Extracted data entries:
------------------------------------------------------------------------

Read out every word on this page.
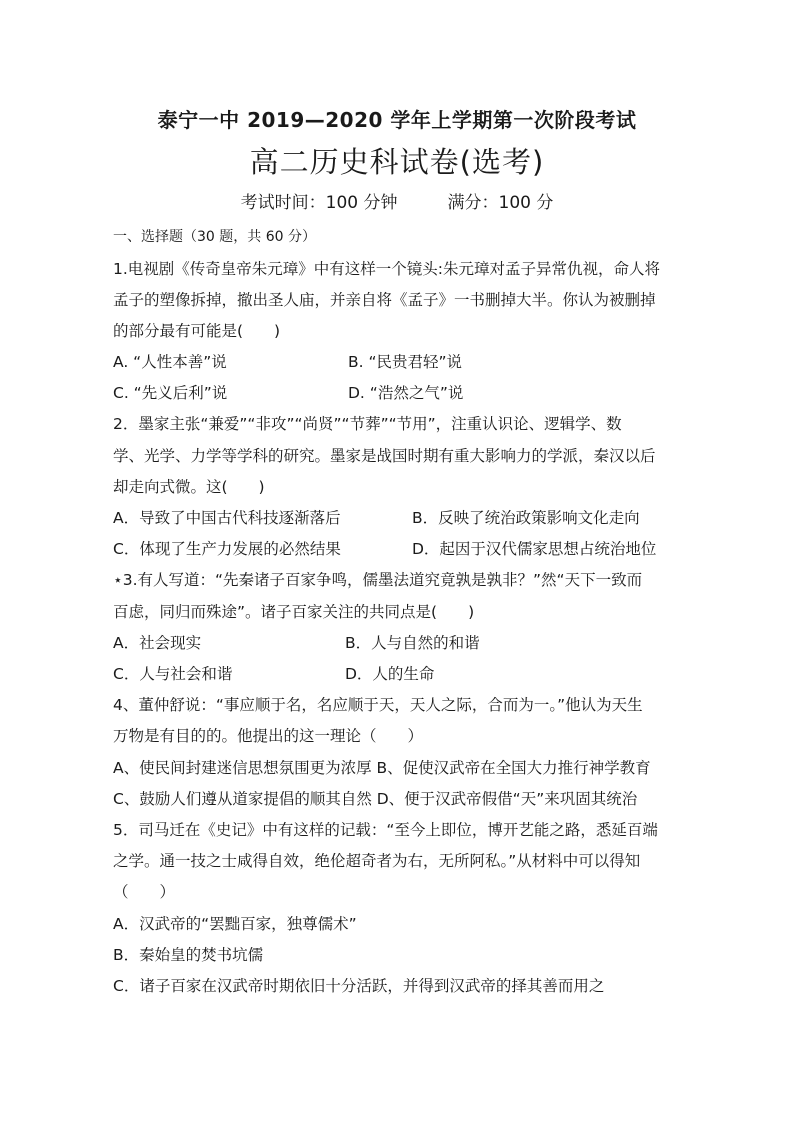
泰宁一中 2019—2020 学年上学期第一次阶段考试
高二历史科试卷(选考)
考试时间：100 分钟	满分：100 分
一、选择题（30 题，共 60 分）
1.电视剧《传奇皇帝朱元璋》中有这样一个镜头:朱元璋对孟子异常仇视，命人将
孟子的塑像拆掉，撤出圣人庙，并亲自将《孟子》一书删掉大半。你认为被删掉
的部分最有可能是(　　)
A. “人性本善”说	B. “民贵君轻”说
C. “先义后利”说	D. “浩然之气”说
2．墨家主张“兼爱”“非攻”“尚贤”“节葬”“节用”，注重认识论、逻辑学、数
学、光学、力学等学科的研究。墨家是战国时期有重大影响力的学派，秦汉以后
却走向式微。这(　　)
A．导致了中国古代科技逐渐落后	B．反映了统治政策影响文化走向
C．体现了生产力发展的必然结果	D．起因于汉代儒家思想占统治地位
⋆3.有人写道：“先秦诸子百家争鸣，儒墨法道究竟孰是孰非？”然“天下一致而
百虑，同归而殊途”。诸子百家关注的共同点是(　　)
A．社会现实	B．人与自然的和谐
C．人与社会和谐	D．人的生命
4、董仲舒说：“事应顺于名，名应顺于天，天人之际，合而为一。”他认为天生
万物是有目的的。他提出的这一理论（　　）
A、使民间封建迷信思想氛围更为浓厚 B、促使汉武帝在全国大力推行神学教育
C、鼓励人们遵从道家提倡的顺其自然 D、便于汉武帝假借“天”来巩固其统治
5．司马迁在《史记》中有这样的记载：“至今上即位，博开艺能之路，悉延百端
之学。通一技之士咸得自效，绝伦超奇者为右，无所阿私。”从材料中可以得知
（　　）
A．汉武帝的“罢黜百家，独尊儒术”
B．秦始皇的焚书坑儒
C．诸子百家在汉武帝时期依旧十分活跃，并得到汉武帝的择其善而用之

------------------------------------------------------------------------

SHORT EXERCISE: Every line of the material is to be quoted exactly, with no pictures carried over.

TASK OUTPUT:
Read out every word on this page.
泰宁一中 2019—2020 学年上学期第一次阶段考试
高二历史科试卷(选考)
考试时间：100 分钟	满分：100 分
一、选择题（30 题，共 60 分）
1.电视剧《传奇皇帝朱元璋》中有这样一个镜头:朱元璋对孟子异常仇视，命人将
孟子的塑像拆掉，撤出圣人庙，并亲自将《孟子》一书删掉大半。你认为被删掉
的部分最有可能是(　　)
A. “人性本善”说	B. “民贵君轻”说
C. “先义后利”说	D. “浩然之气”说
2．墨家主张“兼爱”“非攻”“尚贤”“节葬”“节用”，注重认识论、逻辑学、数
学、光学、力学等学科的研究。墨家是战国时期有重大影响力的学派，秦汉以后
却走向式微。这(　　)
A．导致了中国古代科技逐渐落后	B．反映了统治政策影响文化走向
C．体现了生产力发展的必然结果	D．起因于汉代儒家思想占统治地位
⋆3.有人写道：“先秦诸子百家争鸣，儒墨法道究竟孰是孰非？”然“天下一致而
百虑，同归而殊途”。诸子百家关注的共同点是(　　)
A．社会现实	B．人与自然的和谐
C．人与社会和谐	D．人的生命
4、董仲舒说：“事应顺于名，名应顺于天，天人之际，合而为一。”他认为天生
万物是有目的的。他提出的这一理论（　　）
A、使民间封建迷信思想氛围更为浓厚 B、促使汉武帝在全国大力推行神学教育
C、鼓励人们遵从道家提倡的顺其自然 D、便于汉武帝假借“天”来巩固其统治
5．司马迁在《史记》中有这样的记载：“至今上即位，博开艺能之路，悉延百端
之学。通一技之士咸得自效，绝伦超奇者为右，无所阿私。”从材料中可以得知
（　　）
A．汉武帝的“罢黜百家，独尊儒术”
B．秦始皇的焚书坑儒
C．诸子百家在汉武帝时期依旧十分活跃，并得到汉武帝的择其善而用之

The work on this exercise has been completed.